━━ Material provided ━━

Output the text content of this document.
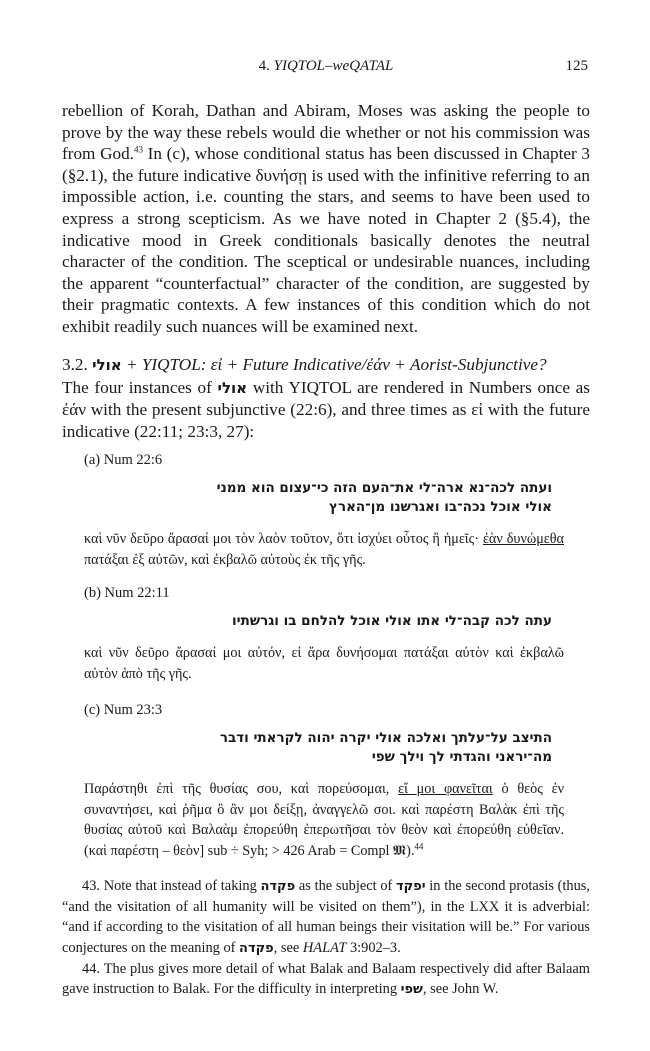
4. YIQTOL–weQATAL	125

rebellion of Korah, Dathan and Abiram, Moses was asking the people to prove by the way these rebels would die whether or not his commission was from God.$^{43}$ In (c), whose conditional status has been discussed in Chapter 3 (§2.1), the future indicative δυνήσῃ is used with the infinitive referring to an impossible action, i.e. counting the stars, and seems to have been used to express a strong scepticism. As we have noted in Chapter 2 (§5.4), the indicative mood in Greek conditionals basically denotes the neutral character of the condition. The sceptical or undesirable nuances, including the apparent “counterfactual” character of the condition, are suggested by their pragmatic contexts. A few instances of this condition which do not exhibit readily such nuances will be examined next.

3.2. אולי + YIQTOL: εἰ + Future Indicative/ἐάν + Aorist-Subjunctive?

The four instances of אולי with YIQTOL are rendered in Numbers once as ἐάν with the present subjunctive (22:6), and three times as εἰ with the future indicative (22:11; 23:3, 27):

(a) Num 22:6
ועתה לכה־נא ארה־לי את־העם הזה כי־עצום הוא ממני
אולי אוכל נכה־בו ואגרשנו מן־הארץ
καὶ νῦν δεῦρο ἄρασαί μοι τὸν λαὸν τοῦτον, ὅτι ἰσχύει οὗτος ἢ ἡμεῖς· ἐὰν δυνώμεθα πατάξαι ἐξ αὐτῶν, καὶ ἐκβαλῶ αὐτοὺς ἐκ τῆς γῆς.
(b) Num 22:11
עתה לכה קבה־לי אתו אולי אוכל להלחם בו וגרשתיו
καὶ νῦν δεῦρο ἄρασαί μοι αὐτόν, εἰ ἄρα δυνήσομαι πατάξαι αὐτὸν καὶ ἐκβαλῶ αὐτὸν ἀπὸ τῆς γῆς.
(c) Num 23:3
התיצב על־עלתך ואלכה אולי יקרה יהוה לקראתי ודבר
מה־יראני והגדתי לך וילך שפי
Παράστηθι ἐπὶ τῆς θυσίας σου, καὶ πορεύσομαι, εἴ μοι φανεῖται ὁ θεὸς ἐν συναντήσει, καὶ ῥῆμα ὃ ἂν μοι δείξῃ, ἀναγγελῶ σοι. καὶ παρέστη Βαλὰκ ἐπὶ τῆς θυσίας αὐτοῦ καὶ Βαλαὰμ ἐπορεύθη ἐπερωτῆσαι τὸν θεὸν καὶ ἐπορεύθη εὐθεῖαν. (καὶ παρέστη – θεὸν] sub ÷ Syh; > 426 Arab = Compl 𝕸).$^{44}$

43. Note that instead of taking פקדה as the subject of יפקד in the second protasis (thus, “and the visitation of all humanity will be visited on them”), in the LXX it is adverbial: “and if according to the visitation of all human beings their visitation will be.” For various conjectures on the meaning of פקדה, see HALAT 3:902–3.

44. The plus gives more detail of what Balak and Balaam respectively did after Balaam gave instruction to Balak. For the difficulty in interpreting שפי, see John W.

━━━

▶ **Task statement**: Excluding the pictures, reproduce every entry exactly as given.

▶ **Response below**:
Output the text content of this document.
4. YIQTOL–weQATAL	125

rebellion of Korah, Dathan and Abiram, Moses was asking the people to prove by the way these rebels would die whether or not his commission was from God.$^{43}$ In (c), whose conditional status has been discussed in Chapter 3 (§2.1), the future indicative δυνήσῃ is used with the infinitive referring to an impossible action, i.e. counting the stars, and seems to have been used to express a strong scepticism. As we have noted in Chapter 2 (§5.4), the indicative mood in Greek conditionals basically denotes the neutral character of the condition. The sceptical or undesirable nuances, including the apparent “counterfactual” character of the condition, are suggested by their pragmatic contexts. A few instances of this condition which do not exhibit readily such nuances will be examined next.

3.2. אולי + YIQTOL: εἰ + Future Indicative/ἐάν + Aorist-Subjunctive?

The four instances of אולי with YIQTOL are rendered in Numbers once as ἐάν with the present subjunctive (22:6), and three times as εἰ with the future indicative (22:11; 23:3, 27):

(a) Num 22:6
ועתה לכה־נא ארה־לי את־העם הזה כי־עצום הוא ממני
אולי אוכל נכה־בו ואגרשנו מן־הארץ
καὶ νῦν δεῦρο ἄρασαί μοι τὸν λαὸν τοῦτον, ὅτι ἰσχύει οὗτος ἢ ἡμεῖς· ἐὰν δυνώμεθα πατάξαι ἐξ αὐτῶν, καὶ ἐκβαλῶ αὐτοὺς ἐκ τῆς γῆς.
(b) Num 22:11
עתה לכה קבה־לי אתו אולי אוכל להלחם בו וגרשתיו
καὶ νῦν δεῦρο ἄρασαί μοι αὐτόν, εἰ ἄρα δυνήσομαι πατάξαι αὐτὸν καὶ ἐκβαλῶ αὐτὸν ἀπὸ τῆς γῆς.
(c) Num 23:3
התיצב על־עלתך ואלכה אולי יקרה יהוה לקראתי ודבר
מה־יראני והגדתי לך וילך שפי
Παράστηθι ἐπὶ τῆς θυσίας σου, καὶ πορεύσομαι, εἴ μοι φανεῖται ὁ θεὸς ἐν συναντήσει, καὶ ῥῆμα ὃ ἂν μοι δείξῃ, ἀναγγελῶ σοι. καὶ παρέστη Βαλὰκ ἐπὶ τῆς θυσίας αὐτοῦ καὶ Βαλαὰμ ἐπορεύθη ἐπερωτῆσαι τὸν θεὸν καὶ ἐπορεύθη εὐθεῖαν. (καὶ παρέστη – θεὸν] sub ÷ Syh; > 426 Arab = Compl 𝕸).$^{44}$

43. Note that instead of taking פקדה as the subject of יפקד in the second protasis (thus, “and the visitation of all humanity will be visited on them”), in the LXX it is adverbial: “and if according to the visitation of all human beings their visitation will be.” For various conjectures on the meaning of פקדה, see HALAT 3:902–3.

44. The plus gives more detail of what Balak and Balaam respectively did after Balaam gave instruction to Balak. For the difficulty in interpreting שפי, see John W.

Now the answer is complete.